- _WHAT IS ASKED_: Look through the listing below and work out how many of its lines hold the word "不另设对照组". Give only the number.
== MATERIAL SUPPLIED ==
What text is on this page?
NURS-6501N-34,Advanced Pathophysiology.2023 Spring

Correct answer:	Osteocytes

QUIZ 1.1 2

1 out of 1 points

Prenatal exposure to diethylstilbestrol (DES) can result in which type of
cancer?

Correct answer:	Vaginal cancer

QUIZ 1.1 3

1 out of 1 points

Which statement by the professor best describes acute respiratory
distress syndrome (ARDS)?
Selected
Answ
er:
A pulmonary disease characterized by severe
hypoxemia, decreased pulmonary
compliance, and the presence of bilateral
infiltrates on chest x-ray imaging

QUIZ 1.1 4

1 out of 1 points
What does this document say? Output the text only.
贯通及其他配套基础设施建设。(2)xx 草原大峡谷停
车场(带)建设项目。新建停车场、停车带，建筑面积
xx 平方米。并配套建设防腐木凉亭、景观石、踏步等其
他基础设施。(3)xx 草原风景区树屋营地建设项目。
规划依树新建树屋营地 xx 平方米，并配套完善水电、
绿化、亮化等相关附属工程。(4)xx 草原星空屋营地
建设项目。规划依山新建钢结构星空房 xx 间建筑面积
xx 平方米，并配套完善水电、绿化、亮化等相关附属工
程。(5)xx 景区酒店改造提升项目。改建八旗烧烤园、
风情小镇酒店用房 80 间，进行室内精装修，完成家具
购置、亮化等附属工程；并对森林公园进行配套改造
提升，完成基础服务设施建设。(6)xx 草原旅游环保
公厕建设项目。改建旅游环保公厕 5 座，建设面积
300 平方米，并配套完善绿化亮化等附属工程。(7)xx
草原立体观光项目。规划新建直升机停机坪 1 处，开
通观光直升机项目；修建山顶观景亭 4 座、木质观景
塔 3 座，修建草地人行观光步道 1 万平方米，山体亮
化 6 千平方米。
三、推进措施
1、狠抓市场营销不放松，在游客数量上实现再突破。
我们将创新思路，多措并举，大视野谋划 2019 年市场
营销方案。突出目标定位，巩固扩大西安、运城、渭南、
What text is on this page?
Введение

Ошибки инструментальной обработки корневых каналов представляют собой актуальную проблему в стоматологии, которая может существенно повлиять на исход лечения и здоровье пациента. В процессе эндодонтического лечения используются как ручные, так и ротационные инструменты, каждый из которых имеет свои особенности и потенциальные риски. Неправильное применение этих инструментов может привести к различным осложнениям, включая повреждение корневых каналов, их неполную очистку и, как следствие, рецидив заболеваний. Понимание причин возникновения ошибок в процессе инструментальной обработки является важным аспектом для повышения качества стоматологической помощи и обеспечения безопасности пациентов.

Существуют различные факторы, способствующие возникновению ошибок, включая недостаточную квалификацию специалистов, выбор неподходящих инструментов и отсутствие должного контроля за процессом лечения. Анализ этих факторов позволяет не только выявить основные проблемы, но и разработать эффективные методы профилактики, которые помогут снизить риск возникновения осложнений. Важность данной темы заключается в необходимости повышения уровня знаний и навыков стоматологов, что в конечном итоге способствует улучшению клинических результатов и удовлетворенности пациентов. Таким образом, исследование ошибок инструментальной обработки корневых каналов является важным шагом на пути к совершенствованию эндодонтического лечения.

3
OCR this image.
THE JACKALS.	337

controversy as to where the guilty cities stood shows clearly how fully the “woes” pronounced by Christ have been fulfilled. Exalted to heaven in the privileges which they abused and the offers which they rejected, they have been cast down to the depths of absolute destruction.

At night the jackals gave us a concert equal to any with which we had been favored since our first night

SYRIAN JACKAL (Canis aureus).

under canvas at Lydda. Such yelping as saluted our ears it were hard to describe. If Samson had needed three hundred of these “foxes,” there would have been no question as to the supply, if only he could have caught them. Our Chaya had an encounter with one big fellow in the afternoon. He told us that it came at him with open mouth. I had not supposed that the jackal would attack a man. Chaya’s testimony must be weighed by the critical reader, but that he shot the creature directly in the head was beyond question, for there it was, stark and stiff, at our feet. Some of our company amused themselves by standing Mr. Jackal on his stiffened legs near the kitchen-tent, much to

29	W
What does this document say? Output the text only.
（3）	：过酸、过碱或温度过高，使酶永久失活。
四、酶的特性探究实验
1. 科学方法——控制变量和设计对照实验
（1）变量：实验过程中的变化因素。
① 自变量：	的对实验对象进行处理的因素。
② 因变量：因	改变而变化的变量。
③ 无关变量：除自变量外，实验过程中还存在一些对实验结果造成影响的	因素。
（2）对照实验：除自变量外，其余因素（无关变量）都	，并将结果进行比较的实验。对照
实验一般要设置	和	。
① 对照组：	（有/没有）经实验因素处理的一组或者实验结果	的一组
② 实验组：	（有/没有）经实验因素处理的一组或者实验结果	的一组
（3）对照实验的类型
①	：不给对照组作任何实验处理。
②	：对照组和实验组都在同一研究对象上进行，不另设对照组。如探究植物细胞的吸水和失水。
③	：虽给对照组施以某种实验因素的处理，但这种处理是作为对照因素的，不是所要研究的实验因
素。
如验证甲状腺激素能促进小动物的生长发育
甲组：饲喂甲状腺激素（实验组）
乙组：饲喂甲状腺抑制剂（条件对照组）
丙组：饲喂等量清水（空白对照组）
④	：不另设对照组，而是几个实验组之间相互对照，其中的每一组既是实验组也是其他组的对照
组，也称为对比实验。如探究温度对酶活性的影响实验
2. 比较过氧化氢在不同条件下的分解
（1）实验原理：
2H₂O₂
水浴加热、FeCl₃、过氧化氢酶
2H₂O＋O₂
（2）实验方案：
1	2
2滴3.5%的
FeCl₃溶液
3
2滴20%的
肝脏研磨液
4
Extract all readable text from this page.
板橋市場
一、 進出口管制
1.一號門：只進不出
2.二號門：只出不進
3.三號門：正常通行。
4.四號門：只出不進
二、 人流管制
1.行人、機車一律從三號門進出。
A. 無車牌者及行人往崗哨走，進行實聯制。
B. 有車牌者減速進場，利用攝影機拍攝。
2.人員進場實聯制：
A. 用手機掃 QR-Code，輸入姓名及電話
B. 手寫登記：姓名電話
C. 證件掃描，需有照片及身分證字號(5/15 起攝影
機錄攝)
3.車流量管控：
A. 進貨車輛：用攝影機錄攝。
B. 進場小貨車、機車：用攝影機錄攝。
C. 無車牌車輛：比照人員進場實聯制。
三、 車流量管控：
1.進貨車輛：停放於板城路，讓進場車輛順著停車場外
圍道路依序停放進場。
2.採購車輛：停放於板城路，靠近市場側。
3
===
- _EXERCISE RESULT_: 2